[Extracted records]
★ ★ ★
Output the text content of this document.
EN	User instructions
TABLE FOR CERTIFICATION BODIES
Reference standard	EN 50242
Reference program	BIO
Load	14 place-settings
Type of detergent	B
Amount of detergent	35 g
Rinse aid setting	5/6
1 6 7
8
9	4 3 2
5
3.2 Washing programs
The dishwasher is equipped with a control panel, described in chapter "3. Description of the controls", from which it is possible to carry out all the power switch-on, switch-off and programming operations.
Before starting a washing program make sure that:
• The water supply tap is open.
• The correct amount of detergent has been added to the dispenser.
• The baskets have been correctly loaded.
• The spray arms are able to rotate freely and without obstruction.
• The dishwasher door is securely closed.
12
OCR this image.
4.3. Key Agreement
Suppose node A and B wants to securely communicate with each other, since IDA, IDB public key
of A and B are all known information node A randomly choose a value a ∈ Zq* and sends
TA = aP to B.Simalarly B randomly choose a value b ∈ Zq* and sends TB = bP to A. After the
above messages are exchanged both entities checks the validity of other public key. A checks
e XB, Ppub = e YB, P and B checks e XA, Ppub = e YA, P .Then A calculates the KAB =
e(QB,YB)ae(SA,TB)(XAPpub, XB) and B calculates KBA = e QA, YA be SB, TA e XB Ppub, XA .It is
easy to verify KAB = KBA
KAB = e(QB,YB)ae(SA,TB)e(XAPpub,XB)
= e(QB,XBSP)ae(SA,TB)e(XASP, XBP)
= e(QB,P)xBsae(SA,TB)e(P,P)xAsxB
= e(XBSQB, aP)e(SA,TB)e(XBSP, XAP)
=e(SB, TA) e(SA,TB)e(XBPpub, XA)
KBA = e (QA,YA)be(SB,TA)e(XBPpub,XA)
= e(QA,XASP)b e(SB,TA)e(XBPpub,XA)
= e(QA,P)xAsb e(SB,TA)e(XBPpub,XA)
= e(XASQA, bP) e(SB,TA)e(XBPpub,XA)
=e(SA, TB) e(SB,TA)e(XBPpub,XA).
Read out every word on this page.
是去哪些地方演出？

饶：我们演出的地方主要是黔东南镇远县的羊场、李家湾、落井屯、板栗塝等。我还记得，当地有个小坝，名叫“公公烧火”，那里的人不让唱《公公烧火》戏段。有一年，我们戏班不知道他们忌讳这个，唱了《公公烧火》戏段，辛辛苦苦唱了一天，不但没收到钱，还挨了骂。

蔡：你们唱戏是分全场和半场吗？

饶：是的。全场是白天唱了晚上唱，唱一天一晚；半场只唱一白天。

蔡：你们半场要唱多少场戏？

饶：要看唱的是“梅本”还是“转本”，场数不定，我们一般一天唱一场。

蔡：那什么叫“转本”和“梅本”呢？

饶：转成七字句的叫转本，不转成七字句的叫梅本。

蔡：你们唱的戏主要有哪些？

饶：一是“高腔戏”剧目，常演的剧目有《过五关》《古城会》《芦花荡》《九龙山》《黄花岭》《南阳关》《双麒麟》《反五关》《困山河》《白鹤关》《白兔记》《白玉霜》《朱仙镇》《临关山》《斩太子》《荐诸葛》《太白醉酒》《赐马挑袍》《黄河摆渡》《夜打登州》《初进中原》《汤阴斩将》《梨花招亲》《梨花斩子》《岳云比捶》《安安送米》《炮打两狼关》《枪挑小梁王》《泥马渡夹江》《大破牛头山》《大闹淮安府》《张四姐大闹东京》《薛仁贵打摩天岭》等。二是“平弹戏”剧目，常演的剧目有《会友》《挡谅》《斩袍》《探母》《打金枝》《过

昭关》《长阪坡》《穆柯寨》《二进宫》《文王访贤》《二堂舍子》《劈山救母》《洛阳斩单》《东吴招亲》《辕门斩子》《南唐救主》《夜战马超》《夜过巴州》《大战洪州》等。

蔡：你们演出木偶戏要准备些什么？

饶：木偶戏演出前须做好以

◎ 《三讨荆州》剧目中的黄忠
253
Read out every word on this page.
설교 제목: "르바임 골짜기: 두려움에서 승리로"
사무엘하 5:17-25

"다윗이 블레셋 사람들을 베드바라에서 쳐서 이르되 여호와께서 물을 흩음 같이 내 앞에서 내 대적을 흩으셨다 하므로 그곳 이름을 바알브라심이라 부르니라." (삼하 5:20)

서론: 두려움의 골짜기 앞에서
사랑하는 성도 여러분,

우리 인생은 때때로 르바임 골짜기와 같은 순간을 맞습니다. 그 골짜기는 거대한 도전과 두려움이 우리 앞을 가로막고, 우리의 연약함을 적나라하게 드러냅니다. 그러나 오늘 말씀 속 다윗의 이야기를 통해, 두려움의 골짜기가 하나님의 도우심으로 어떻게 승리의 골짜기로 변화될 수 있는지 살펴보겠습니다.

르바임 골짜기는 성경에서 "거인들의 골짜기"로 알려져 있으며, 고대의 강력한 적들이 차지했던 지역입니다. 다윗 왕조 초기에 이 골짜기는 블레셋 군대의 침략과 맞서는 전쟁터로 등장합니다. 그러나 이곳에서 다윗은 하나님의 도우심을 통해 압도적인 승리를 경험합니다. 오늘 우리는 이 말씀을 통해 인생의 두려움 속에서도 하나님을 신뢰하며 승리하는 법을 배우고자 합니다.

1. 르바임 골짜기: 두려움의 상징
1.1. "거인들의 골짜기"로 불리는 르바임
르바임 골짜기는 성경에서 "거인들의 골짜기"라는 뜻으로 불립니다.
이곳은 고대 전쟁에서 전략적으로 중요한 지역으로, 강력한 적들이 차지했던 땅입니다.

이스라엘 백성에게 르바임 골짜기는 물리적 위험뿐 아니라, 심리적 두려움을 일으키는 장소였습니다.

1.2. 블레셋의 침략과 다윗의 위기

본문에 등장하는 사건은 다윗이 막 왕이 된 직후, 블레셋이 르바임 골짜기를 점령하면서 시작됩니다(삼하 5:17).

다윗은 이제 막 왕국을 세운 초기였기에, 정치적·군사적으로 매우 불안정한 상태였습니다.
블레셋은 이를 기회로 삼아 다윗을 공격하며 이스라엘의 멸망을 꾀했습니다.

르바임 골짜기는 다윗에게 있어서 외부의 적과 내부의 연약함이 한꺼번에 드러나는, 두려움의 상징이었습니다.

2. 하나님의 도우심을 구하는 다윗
★ ★ ★
OBJECTIVE
Exactly reproduce all of the entries.

THE OUTPUT
Output the text content of this document.
EN	User instructions
TABLE FOR CERTIFICATION BODIES
Reference standard	EN 50242
Reference program	BIO
Load	14 place-settings
Type of detergent	B
Amount of detergent	35 g
Rinse aid setting	5/6
1 6 7
8
9	4 3 2
5
3.2 Washing programs
The dishwasher is equipped with a control panel, described in chapter "3. Description of the controls", from which it is possible to carry out all the power switch-on, switch-off and programming operations.
Before starting a washing program make sure that:
• The water supply tap is open.
• The correct amount of detergent has been added to the dispenser.
• The baskets have been correctly loaded.
• The spray arms are able to rotate freely and without obstruction.
• The dishwasher door is securely closed.
12
OCR this image.
4.3. Key Agreement
Suppose node A and B wants to securely communicate with each other, since IDA, IDB public key
of A and B are all known information node A randomly choose a value a ∈ Zq* and sends
TA = aP to B.Simalarly B randomly choose a value b ∈ Zq* and sends TB = bP to A. After the
above messages are exchanged both entities checks the validity of other public key. A checks
e XB, Ppub = e YB, P and B checks e XA, Ppub = e YA, P .Then A calculates the KAB =
e(QB,YB)ae(SA,TB)(XAPpub, XB) and B calculates KBA = e QA, YA be SB, TA e XB Ppub, XA .It is
easy to verify KAB = KBA
KAB = e(QB,YB)ae(SA,TB)e(XAPpub,XB)
= e(QB,XBSP)ae(SA,TB)e(XASP, XBP)
= e(QB,P)xBsae(SA,TB)e(P,P)xAsxB
= e(XBSQB, aP)e(SA,TB)e(XBSP, XAP)
=e(SB, TA) e(SA,TB)e(XBPpub, XA)
KBA = e (QA,YA)be(SB,TA)e(XBPpub,XA)
= e(QA,XASP)b e(SB,TA)e(XBPpub,XA)
= e(QA,P)xAsb e(SB,TA)e(XBPpub,XA)
= e(XASQA, bP) e(SB,TA)e(XBPpub,XA)
=e(SA, TB) e(SB,TA)e(XBPpub,XA).
Read out every word on this page.
是去哪些地方演出？

饶：我们演出的地方主要是黔东南镇远县的羊场、李家湾、落井屯、板栗塝等。我还记得，当地有个小坝，名叫“公公烧火”，那里的人不让唱《公公烧火》戏段。有一年，我们戏班不知道他们忌讳这个，唱了《公公烧火》戏段，辛辛苦苦唱了一天，不但没收到钱，还挨了骂。

蔡：你们唱戏是分全场和半场吗？

饶：是的。全场是白天唱了晚上唱，唱一天一晚；半场只唱一白天。

蔡：你们半场要唱多少场戏？

饶：要看唱的是“梅本”还是“转本”，场数不定，我们一般一天唱一场。

蔡：那什么叫“转本”和“梅本”呢？

饶：转成七字句的叫转本，不转成七字句的叫梅本。

蔡：你们唱的戏主要有哪些？

饶：一是“高腔戏”剧目，常演的剧目有《过五关》《古城会》《芦花荡》《九龙山》《黄花岭》《南阳关》《双麒麟》《反五关》《困山河》《白鹤关》《白兔记》《白玉霜》《朱仙镇》《临关山》《斩太子》《荐诸葛》《太白醉酒》《赐马挑袍》《黄河摆渡》《夜打登州》《初进中原》《汤阴斩将》《梨花招亲》《梨花斩子》《岳云比捶》《安安送米》《炮打两狼关》《枪挑小梁王》《泥马渡夹江》《大破牛头山》《大闹淮安府》《张四姐大闹东京》《薛仁贵打摩天岭》等。二是“平弹戏”剧目，常演的剧目有《会友》《挡谅》《斩袍》《探母》《打金枝》《过

昭关》《长阪坡》《穆柯寨》《二进宫》《文王访贤》《二堂舍子》《劈山救母》《洛阳斩单》《东吴招亲》《辕门斩子》《南唐救主》《夜战马超》《夜过巴州》《大战洪州》等。

蔡：你们演出木偶戏要准备些什么？

饶：木偶戏演出前须做好以

◎ 《三讨荆州》剧目中的黄忠
253
Read out every word on this page.
설교 제목: "르바임 골짜기: 두려움에서 승리로"
사무엘하 5:17-25

"다윗이 블레셋 사람들을 베드바라에서 쳐서 이르되 여호와께서 물을 흩음 같이 내 앞에서 내 대적을 흩으셨다 하므로 그곳 이름을 바알브라심이라 부르니라." (삼하 5:20)

서론: 두려움의 골짜기 앞에서
사랑하는 성도 여러분,

우리 인생은 때때로 르바임 골짜기와 같은 순간을 맞습니다. 그 골짜기는 거대한 도전과 두려움이 우리 앞을 가로막고, 우리의 연약함을 적나라하게 드러냅니다. 그러나 오늘 말씀 속 다윗의 이야기를 통해, 두려움의 골짜기가 하나님의 도우심으로 어떻게 승리의 골짜기로 변화될 수 있는지 살펴보겠습니다.

르바임 골짜기는 성경에서 "거인들의 골짜기"로 알려져 있으며, 고대의 강력한 적들이 차지했던 지역입니다. 다윗 왕조 초기에 이 골짜기는 블레셋 군대의 침략과 맞서는 전쟁터로 등장합니다. 그러나 이곳에서 다윗은 하나님의 도우심을 통해 압도적인 승리를 경험합니다. 오늘 우리는 이 말씀을 통해 인생의 두려움 속에서도 하나님을 신뢰하며 승리하는 법을 배우고자 합니다.

1. 르바임 골짜기: 두려움의 상징
1.1. "거인들의 골짜기"로 불리는 르바임
르바임 골짜기는 성경에서 "거인들의 골짜기"라는 뜻으로 불립니다.
이곳은 고대 전쟁에서 전략적으로 중요한 지역으로, 강력한 적들이 차지했던 땅입니다.

이스라엘 백성에게 르바임 골짜기는 물리적 위험뿐 아니라, 심리적 두려움을 일으키는 장소였습니다.

1.2. 블레셋의 침략과 다윗의 위기

본문에 등장하는 사건은 다윗이 막 왕이 된 직후, 블레셋이 르바임 골짜기를 점령하면서 시작됩니다(삼하 5:17).

다윗은 이제 막 왕국을 세운 초기였기에, 정치적·군사적으로 매우 불안정한 상태였습니다.
블레셋은 이를 기회로 삼아 다윗을 공격하며 이스라엘의 멸망을 꾀했습니다.

르바임 골짜기는 다윗에게 있어서 외부의 적과 내부의 연약함이 한꺼번에 드러나는, 두려움의 상징이었습니다.

2. 하나님의 도우심을 구하는 다윗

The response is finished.